- EXERCISE DESCRIPTION: Everything in the listing except the pictures should be written out exactly.

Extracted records
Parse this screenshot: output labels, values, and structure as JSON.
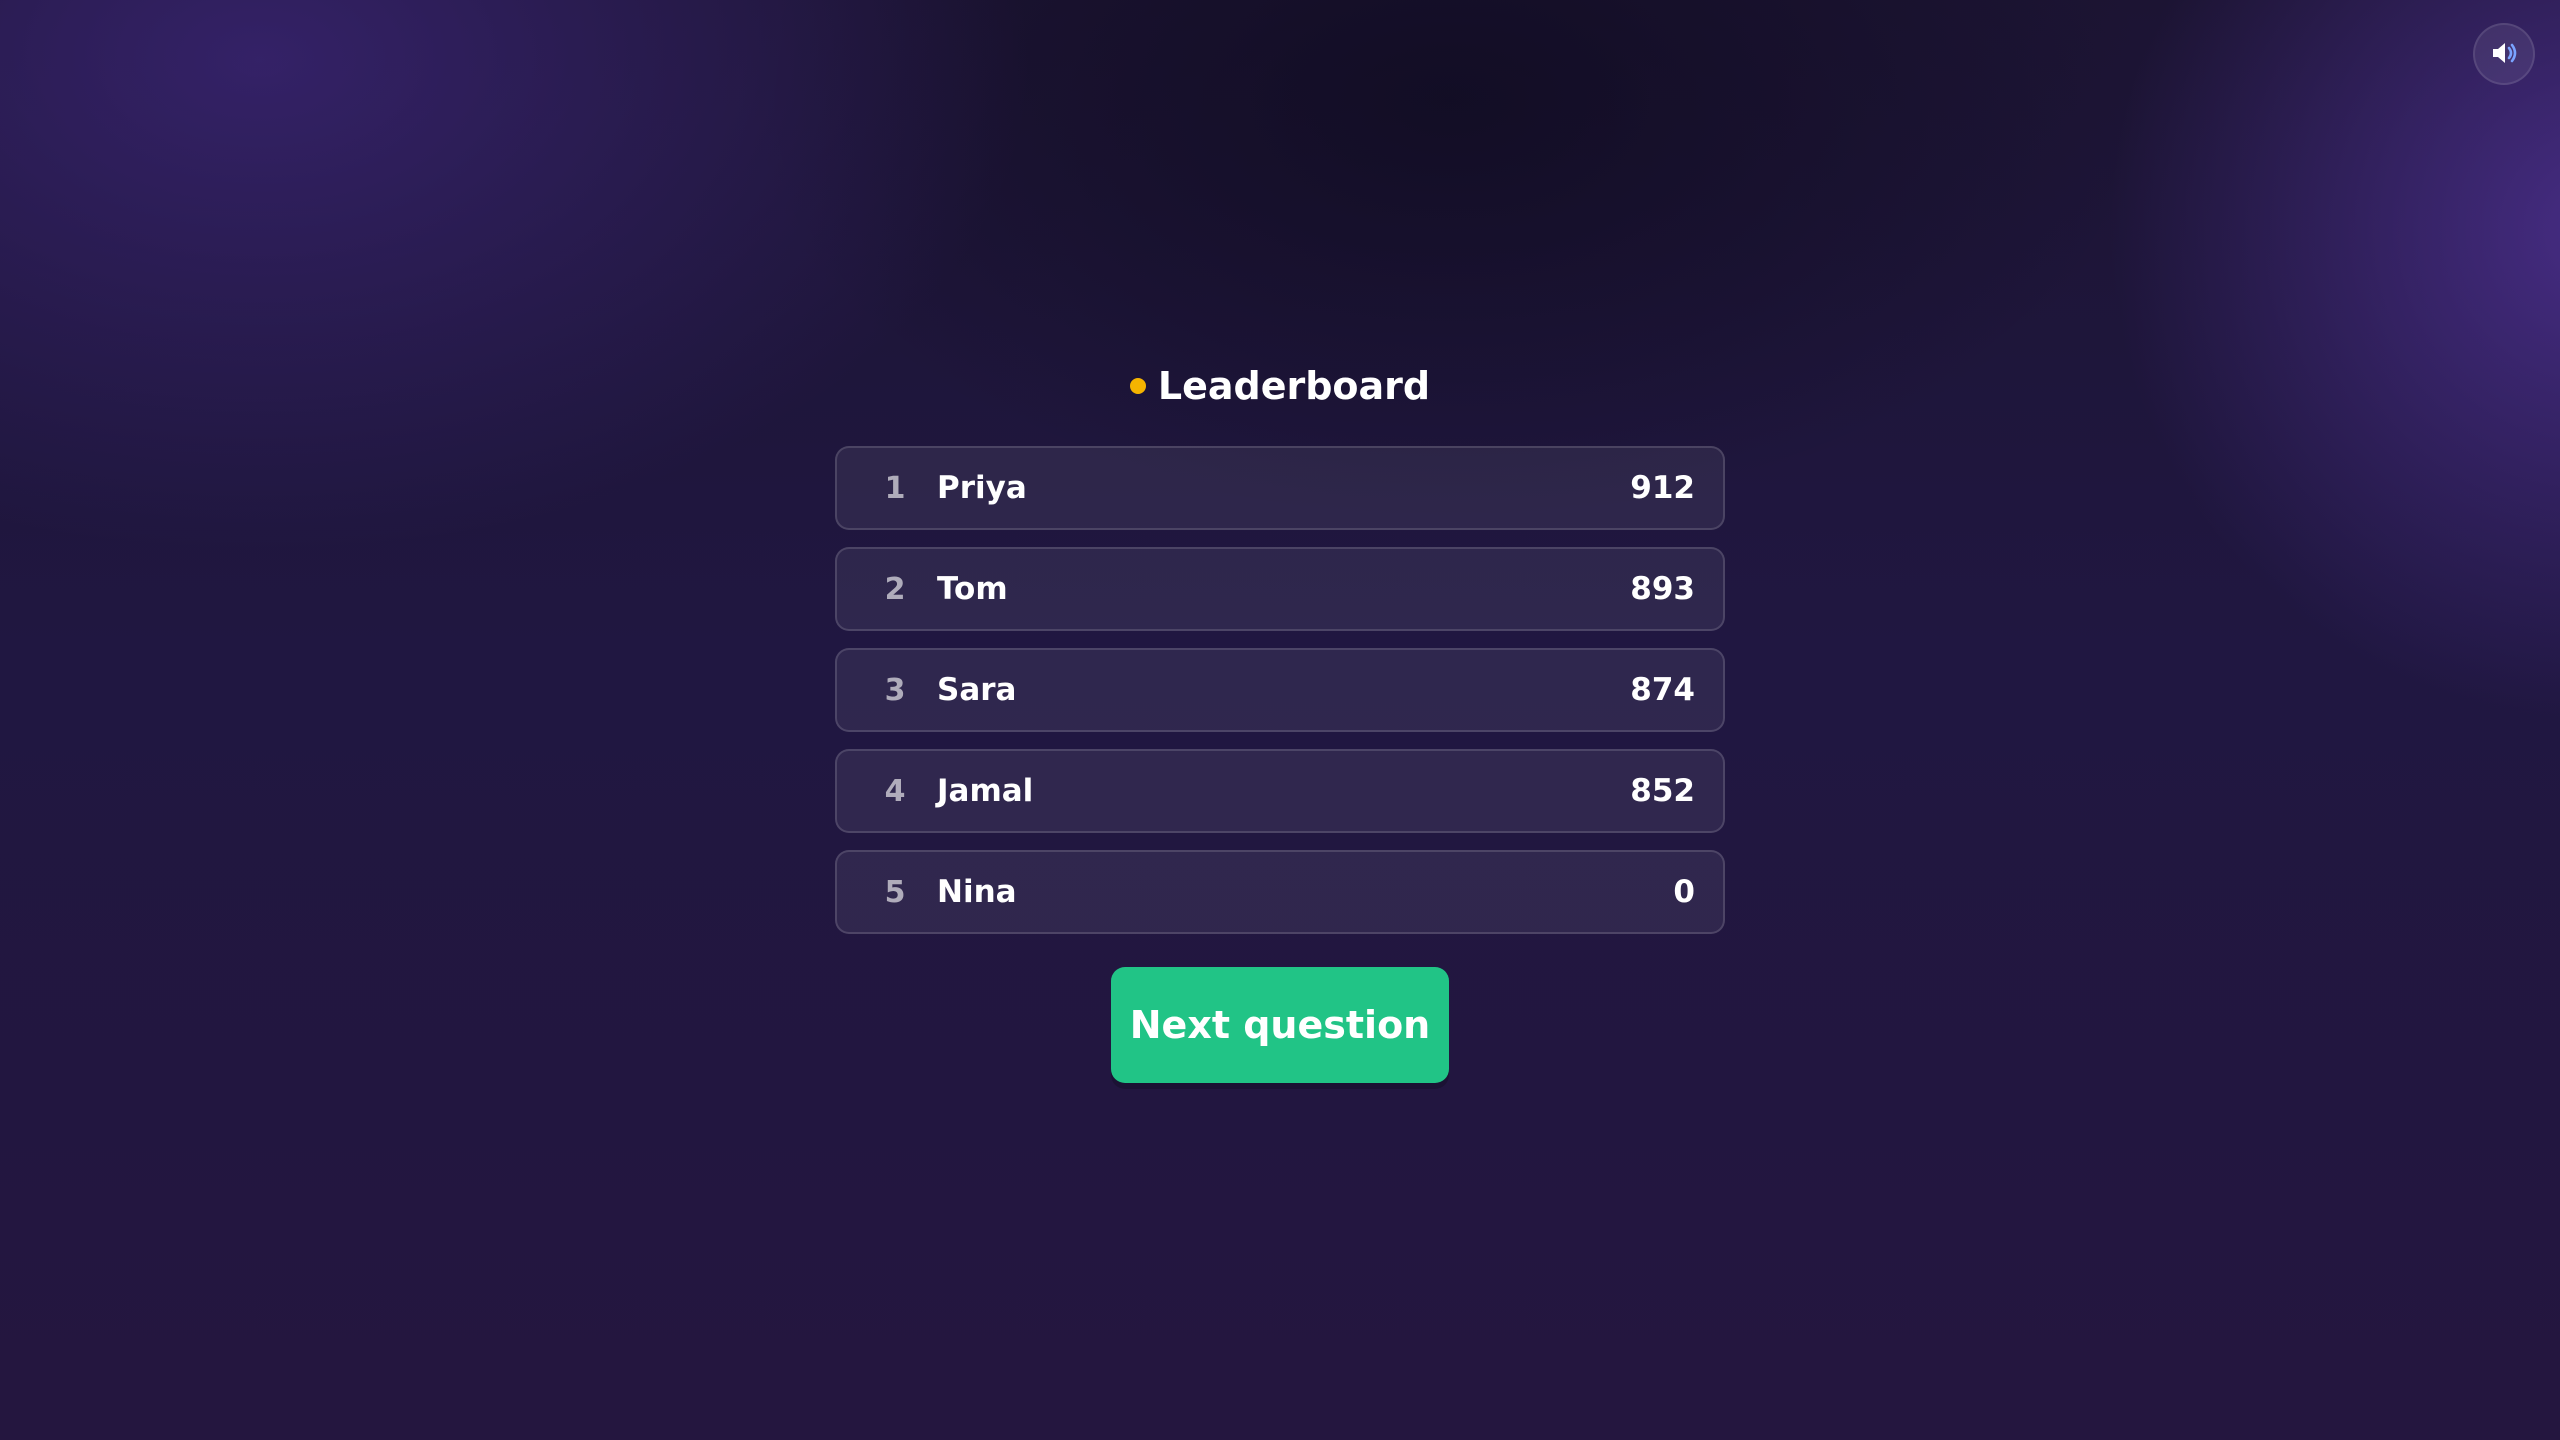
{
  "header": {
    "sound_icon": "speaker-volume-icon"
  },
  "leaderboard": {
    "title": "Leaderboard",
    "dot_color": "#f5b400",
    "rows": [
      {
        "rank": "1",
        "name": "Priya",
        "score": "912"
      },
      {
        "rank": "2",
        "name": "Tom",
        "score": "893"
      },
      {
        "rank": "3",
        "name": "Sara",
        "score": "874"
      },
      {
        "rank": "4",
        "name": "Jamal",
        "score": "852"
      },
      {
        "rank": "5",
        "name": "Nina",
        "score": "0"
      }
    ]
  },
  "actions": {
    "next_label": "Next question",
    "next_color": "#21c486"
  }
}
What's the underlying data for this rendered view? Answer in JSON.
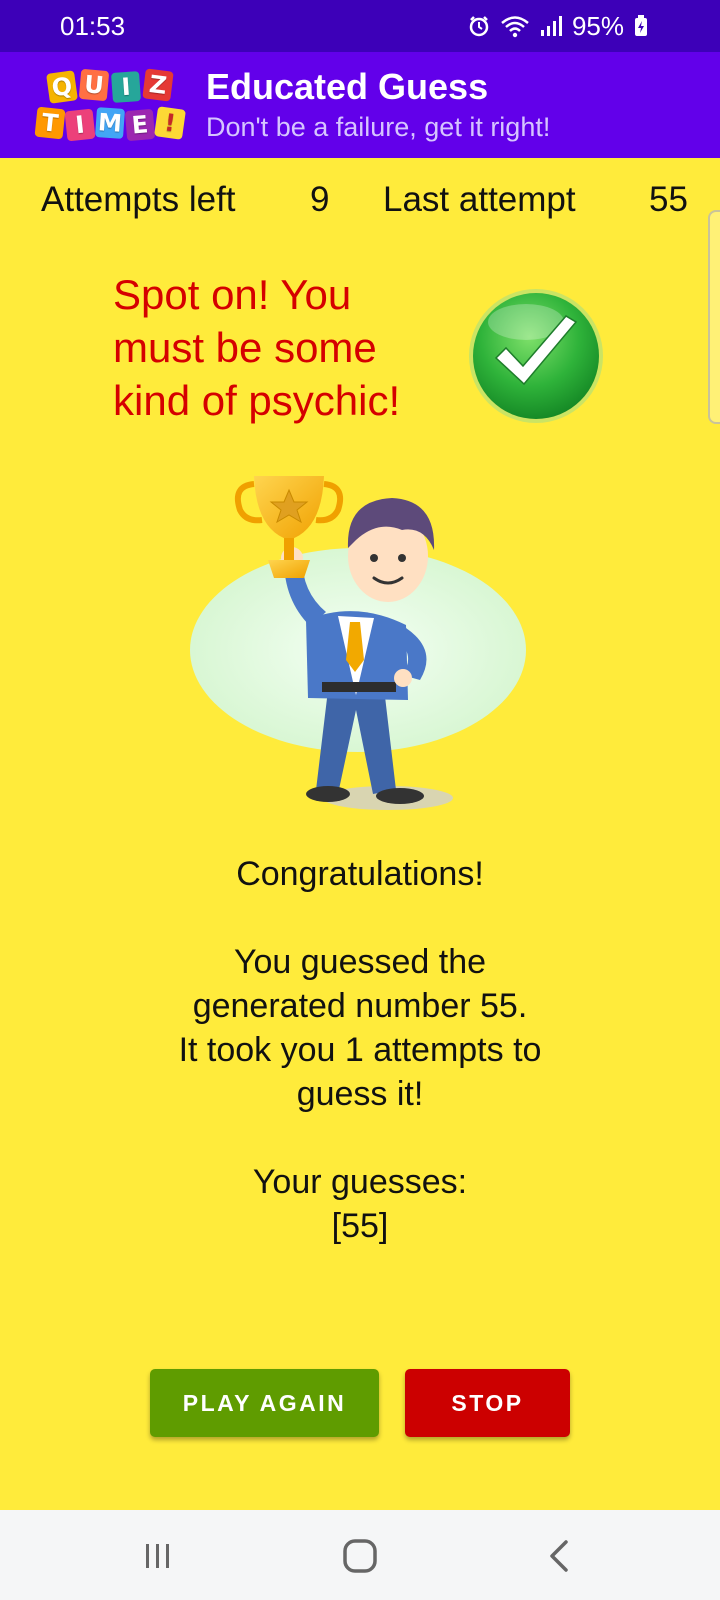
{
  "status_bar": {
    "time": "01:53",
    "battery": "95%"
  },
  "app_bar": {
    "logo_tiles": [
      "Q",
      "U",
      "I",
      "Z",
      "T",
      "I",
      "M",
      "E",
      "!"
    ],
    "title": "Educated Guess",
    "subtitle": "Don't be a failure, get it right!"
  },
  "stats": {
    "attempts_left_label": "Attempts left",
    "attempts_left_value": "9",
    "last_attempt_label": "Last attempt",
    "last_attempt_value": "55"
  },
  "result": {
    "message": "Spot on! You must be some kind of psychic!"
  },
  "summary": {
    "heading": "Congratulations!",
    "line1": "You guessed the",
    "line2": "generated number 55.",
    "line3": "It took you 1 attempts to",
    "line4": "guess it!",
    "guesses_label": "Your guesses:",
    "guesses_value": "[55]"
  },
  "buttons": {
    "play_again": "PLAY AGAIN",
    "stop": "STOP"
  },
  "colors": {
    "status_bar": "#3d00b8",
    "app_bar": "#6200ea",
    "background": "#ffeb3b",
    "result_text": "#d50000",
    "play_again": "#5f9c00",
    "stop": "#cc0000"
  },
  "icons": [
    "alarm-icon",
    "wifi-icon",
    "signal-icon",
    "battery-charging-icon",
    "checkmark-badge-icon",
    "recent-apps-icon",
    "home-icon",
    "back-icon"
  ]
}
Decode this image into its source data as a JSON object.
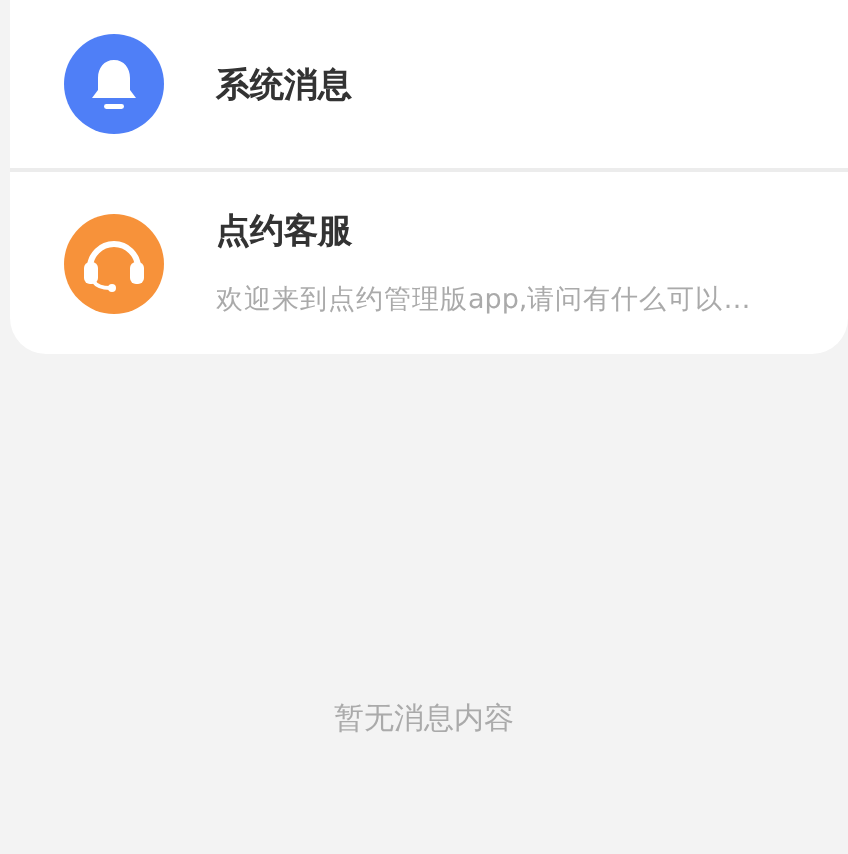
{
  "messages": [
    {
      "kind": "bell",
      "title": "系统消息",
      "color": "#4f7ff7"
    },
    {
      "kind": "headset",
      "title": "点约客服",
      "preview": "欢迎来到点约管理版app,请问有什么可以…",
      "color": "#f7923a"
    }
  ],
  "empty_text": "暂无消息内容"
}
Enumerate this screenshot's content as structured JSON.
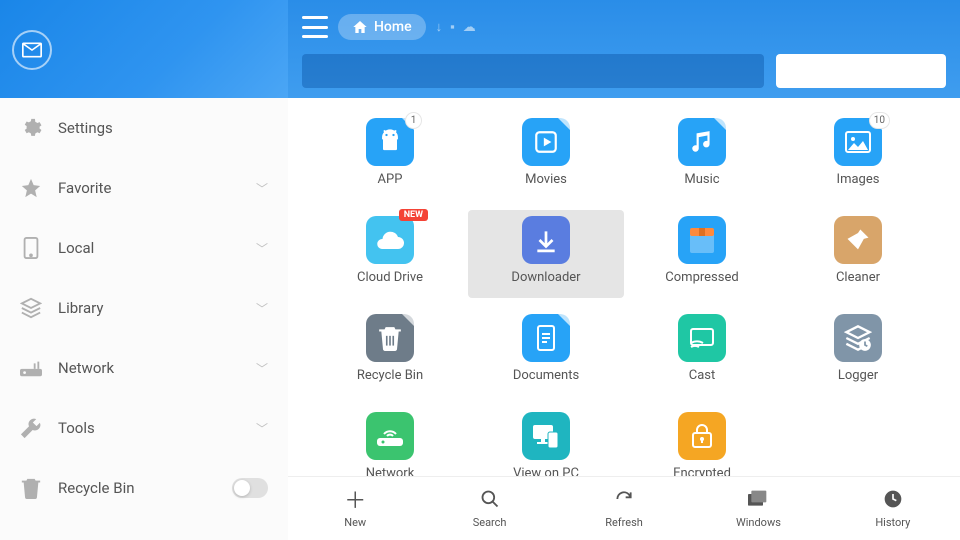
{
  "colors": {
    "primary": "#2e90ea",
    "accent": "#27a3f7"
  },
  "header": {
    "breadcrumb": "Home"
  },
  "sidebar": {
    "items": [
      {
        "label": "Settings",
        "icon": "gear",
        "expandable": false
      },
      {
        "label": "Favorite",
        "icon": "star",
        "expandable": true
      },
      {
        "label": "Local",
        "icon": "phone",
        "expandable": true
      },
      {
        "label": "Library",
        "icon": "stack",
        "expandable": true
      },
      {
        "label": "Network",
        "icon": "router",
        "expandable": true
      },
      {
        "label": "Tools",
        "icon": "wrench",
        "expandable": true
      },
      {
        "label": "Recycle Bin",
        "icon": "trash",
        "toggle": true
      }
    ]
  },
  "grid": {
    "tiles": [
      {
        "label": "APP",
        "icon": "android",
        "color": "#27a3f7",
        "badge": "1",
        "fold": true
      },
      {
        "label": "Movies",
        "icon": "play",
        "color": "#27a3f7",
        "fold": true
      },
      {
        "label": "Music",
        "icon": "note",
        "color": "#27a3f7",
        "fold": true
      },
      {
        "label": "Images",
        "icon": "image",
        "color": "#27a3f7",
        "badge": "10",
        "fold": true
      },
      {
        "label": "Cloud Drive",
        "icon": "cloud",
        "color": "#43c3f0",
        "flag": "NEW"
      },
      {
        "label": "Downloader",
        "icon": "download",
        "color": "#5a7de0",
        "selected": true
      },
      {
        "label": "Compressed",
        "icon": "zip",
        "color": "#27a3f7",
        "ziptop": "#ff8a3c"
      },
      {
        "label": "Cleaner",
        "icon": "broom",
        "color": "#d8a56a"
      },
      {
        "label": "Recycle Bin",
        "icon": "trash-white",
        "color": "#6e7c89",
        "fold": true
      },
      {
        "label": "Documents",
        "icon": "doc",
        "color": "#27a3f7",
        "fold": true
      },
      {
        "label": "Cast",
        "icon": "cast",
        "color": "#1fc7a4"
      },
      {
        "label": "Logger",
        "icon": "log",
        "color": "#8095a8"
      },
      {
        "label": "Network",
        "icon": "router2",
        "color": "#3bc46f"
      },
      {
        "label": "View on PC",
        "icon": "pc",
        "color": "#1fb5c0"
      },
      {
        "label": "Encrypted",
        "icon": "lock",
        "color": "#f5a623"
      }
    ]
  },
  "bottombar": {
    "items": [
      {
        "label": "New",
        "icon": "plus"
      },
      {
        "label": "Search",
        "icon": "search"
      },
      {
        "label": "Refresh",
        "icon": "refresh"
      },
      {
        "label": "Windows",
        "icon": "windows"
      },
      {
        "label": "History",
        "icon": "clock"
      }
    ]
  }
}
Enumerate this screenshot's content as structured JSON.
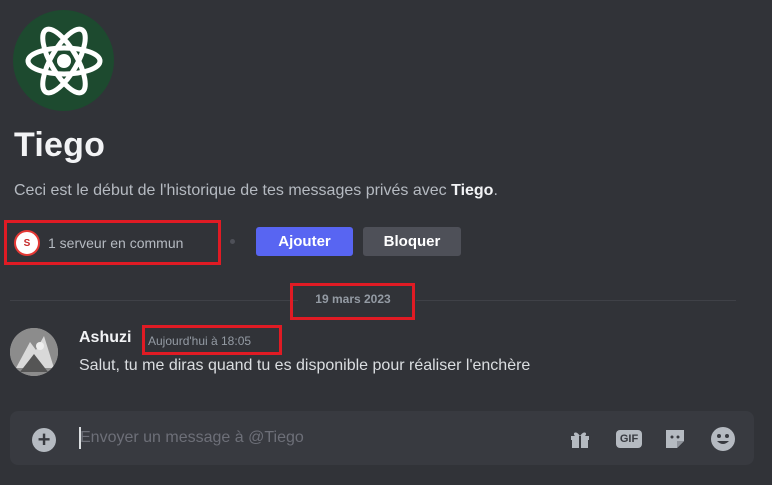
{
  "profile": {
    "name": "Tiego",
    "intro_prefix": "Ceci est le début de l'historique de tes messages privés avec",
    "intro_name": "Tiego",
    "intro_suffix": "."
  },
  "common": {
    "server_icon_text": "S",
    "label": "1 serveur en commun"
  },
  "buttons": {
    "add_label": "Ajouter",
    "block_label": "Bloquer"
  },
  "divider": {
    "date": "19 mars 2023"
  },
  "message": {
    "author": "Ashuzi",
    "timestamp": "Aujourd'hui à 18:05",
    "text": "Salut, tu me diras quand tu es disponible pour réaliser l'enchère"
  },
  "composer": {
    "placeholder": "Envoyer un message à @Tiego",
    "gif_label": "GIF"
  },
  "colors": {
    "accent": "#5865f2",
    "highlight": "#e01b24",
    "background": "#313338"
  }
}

- CORRECT ANSWER:
Parse this screenshot: output labels, values, and structure as JSON.
{
  "header": {
    "sound_icon": "speaker-volume-icon"
  },
  "leaderboard": {
    "title": "Leaderboard",
    "dot_color": "#f5b400",
    "rows": [
      {
        "rank": "1",
        "name": "Priya",
        "score": "912"
      },
      {
        "rank": "2",
        "name": "Tom",
        "score": "893"
      },
      {
        "rank": "3",
        "name": "Sara",
        "score": "874"
      },
      {
        "rank": "4",
        "name": "Jamal",
        "score": "852"
      },
      {
        "rank": "5",
        "name": "Nina",
        "score": "0"
      }
    ]
  },
  "actions": {
    "next_label": "Next question",
    "next_color": "#21c486"
  }
}
What's the underlying data for this rendered view? Answer in JSON.
{
  "status_bar": {
    "time": "01:53",
    "battery": "95%"
  },
  "app_bar": {
    "logo_tiles": [
      "Q",
      "U",
      "I",
      "Z",
      "T",
      "I",
      "M",
      "E",
      "!"
    ],
    "title": "Educated Guess",
    "subtitle": "Don't be a failure, get it right!"
  },
  "stats": {
    "attempts_left_label": "Attempts left",
    "attempts_left_value": "9",
    "last_attempt_label": "Last attempt",
    "last_attempt_value": "55"
  },
  "result": {
    "message": "Spot on! You must be some kind of psychic!"
  },
  "summary": {
    "heading": "Congratulations!",
    "line1": "You guessed the",
    "line2": "generated number 55.",
    "line3": "It took you 1 attempts to",
    "line4": "guess it!",
    "guesses_label": "Your guesses:",
    "guesses_value": "[55]"
  },
  "buttons": {
    "play_again": "PLAY AGAIN",
    "stop": "STOP"
  },
  "colors": {
    "status_bar": "#3d00b8",
    "app_bar": "#6200ea",
    "background": "#ffeb3b",
    "result_text": "#d50000",
    "play_again": "#5f9c00",
    "stop": "#cc0000"
  },
  "icons": [
    "alarm-icon",
    "wifi-icon",
    "signal-icon",
    "battery-charging-icon",
    "checkmark-badge-icon",
    "recent-apps-icon",
    "home-icon",
    "back-icon"
  ]
}
Decode this image into its source data as a JSON object.
{
  "messages": [
    {
      "kind": "bell",
      "title": "系统消息",
      "color": "#4f7ff7"
    },
    {
      "kind": "headset",
      "title": "点约客服",
      "preview": "欢迎来到点约管理版app,请问有什么可以…",
      "color": "#f7923a"
    }
  ],
  "empty_text": "暂无消息内容"
}
Enumerate this screenshot's content as structured JSON.
{
  "colors": {
    "primary": "#2e90ea",
    "accent": "#27a3f7"
  },
  "header": {
    "breadcrumb": "Home"
  },
  "sidebar": {
    "items": [
      {
        "label": "Settings",
        "icon": "gear",
        "expandable": false
      },
      {
        "label": "Favorite",
        "icon": "star",
        "expandable": true
      },
      {
        "label": "Local",
        "icon": "phone",
        "expandable": true
      },
      {
        "label": "Library",
        "icon": "stack",
        "expandable": true
      },
      {
        "label": "Network",
        "icon": "router",
        "expandable": true
      },
      {
        "label": "Tools",
        "icon": "wrench",
        "expandable": true
      },
      {
        "label": "Recycle Bin",
        "icon": "trash",
        "toggle": true
      }
    ]
  },
  "grid": {
    "tiles": [
      {
        "label": "APP",
        "icon": "android",
        "color": "#27a3f7",
        "badge": "1",
        "fold": true
      },
      {
        "label": "Movies",
        "icon": "play",
        "color": "#27a3f7",
        "fold": true
      },
      {
        "label": "Music",
        "icon": "note",
        "color": "#27a3f7",
        "fold": true
      },
      {
        "label": "Images",
        "icon": "image",
        "color": "#27a3f7",
        "badge": "10",
        "fold": true
      },
      {
        "label": "Cloud Drive",
        "icon": "cloud",
        "color": "#43c3f0",
        "flag": "NEW"
      },
      {
        "label": "Downloader",
        "icon": "download",
        "color": "#5a7de0",
        "selected": true
      },
      {
        "label": "Compressed",
        "icon": "zip",
        "color": "#27a3f7",
        "ziptop": "#ff8a3c"
      },
      {
        "label": "Cleaner",
        "icon": "broom",
        "color": "#d8a56a"
      },
      {
        "label": "Recycle Bin",
        "icon": "trash-white",
        "color": "#6e7c89",
        "fold": true
      },
      {
        "label": "Documents",
        "icon": "doc",
        "color": "#27a3f7",
        "fold": true
      },
      {
        "label": "Cast",
        "icon": "cast",
        "color": "#1fc7a4"
      },
      {
        "label": "Logger",
        "icon": "log",
        "color": "#8095a8"
      },
      {
        "label": "Network",
        "icon": "router2",
        "color": "#3bc46f"
      },
      {
        "label": "View on PC",
        "icon": "pc",
        "color": "#1fb5c0"
      },
      {
        "label": "Encrypted",
        "icon": "lock",
        "color": "#f5a623"
      }
    ]
  },
  "bottombar": {
    "items": [
      {
        "label": "New",
        "icon": "plus"
      },
      {
        "label": "Search",
        "icon": "search"
      },
      {
        "label": "Refresh",
        "icon": "refresh"
      },
      {
        "label": "Windows",
        "icon": "windows"
      },
      {
        "label": "History",
        "icon": "clock"
      }
    ]
  }
}
Enumerate this screenshot's content as structured JSON.
{
  "profile": {
    "name": "Tiego",
    "intro_prefix": "Ceci est le début de l'historique de tes messages privés avec",
    "intro_name": "Tiego",
    "intro_suffix": "."
  },
  "common": {
    "server_icon_text": "S",
    "label": "1 serveur en commun"
  },
  "buttons": {
    "add_label": "Ajouter",
    "block_label": "Bloquer"
  },
  "divider": {
    "date": "19 mars 2023"
  },
  "message": {
    "author": "Ashuzi",
    "timestamp": "Aujourd'hui à 18:05",
    "text": "Salut, tu me diras quand tu es disponible pour réaliser l'enchère"
  },
  "composer": {
    "placeholder": "Envoyer un message à @Tiego",
    "gif_label": "GIF"
  },
  "colors": {
    "accent": "#5865f2",
    "highlight": "#e01b24",
    "background": "#313338"
  }
}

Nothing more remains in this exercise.